**SHORT PROBLEM:** Filter these entries so that only lines with the word "pictures" remain.

— start LISTED RECORDS —

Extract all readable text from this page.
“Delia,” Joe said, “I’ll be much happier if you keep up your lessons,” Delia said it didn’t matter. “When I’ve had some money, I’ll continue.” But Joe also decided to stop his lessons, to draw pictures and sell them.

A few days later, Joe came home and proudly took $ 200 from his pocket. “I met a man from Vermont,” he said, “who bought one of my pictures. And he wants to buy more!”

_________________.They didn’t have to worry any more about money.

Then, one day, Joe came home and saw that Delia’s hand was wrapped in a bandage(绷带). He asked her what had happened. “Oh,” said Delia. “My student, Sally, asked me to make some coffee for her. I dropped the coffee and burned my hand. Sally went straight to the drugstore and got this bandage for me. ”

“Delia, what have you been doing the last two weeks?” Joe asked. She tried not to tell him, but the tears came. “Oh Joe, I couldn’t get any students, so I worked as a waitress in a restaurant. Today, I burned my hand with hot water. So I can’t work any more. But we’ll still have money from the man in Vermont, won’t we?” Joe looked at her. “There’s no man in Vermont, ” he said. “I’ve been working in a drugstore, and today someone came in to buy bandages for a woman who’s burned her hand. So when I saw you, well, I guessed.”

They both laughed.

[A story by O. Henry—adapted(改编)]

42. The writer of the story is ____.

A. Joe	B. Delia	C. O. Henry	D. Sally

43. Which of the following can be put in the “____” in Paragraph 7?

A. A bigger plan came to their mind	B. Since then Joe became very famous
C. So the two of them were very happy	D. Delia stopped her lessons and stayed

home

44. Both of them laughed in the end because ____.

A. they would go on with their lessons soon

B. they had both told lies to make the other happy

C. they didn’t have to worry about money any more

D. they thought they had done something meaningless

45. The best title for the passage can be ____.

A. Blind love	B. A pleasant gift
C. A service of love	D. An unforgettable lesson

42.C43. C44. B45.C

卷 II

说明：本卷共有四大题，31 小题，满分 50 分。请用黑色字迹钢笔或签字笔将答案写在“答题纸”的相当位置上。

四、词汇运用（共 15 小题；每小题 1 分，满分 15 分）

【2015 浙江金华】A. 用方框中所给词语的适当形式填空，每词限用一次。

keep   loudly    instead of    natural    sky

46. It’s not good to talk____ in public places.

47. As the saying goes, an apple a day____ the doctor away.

— end LISTED RECORDS —

**COMPLETE ANSWER:**
“Delia,” Joe said, “I’ll be much happier if you keep up your lessons,” Delia said it didn’t matter. “When I’ve had some money, I’ll continue.” But Joe also decided to stop his lessons, to draw pictures and sell them.
A few days later, Joe came home and proudly took $ 200 from his pocket. “I met a man from Vermont,” he said, “who bought one of my pictures. And he wants to buy more!”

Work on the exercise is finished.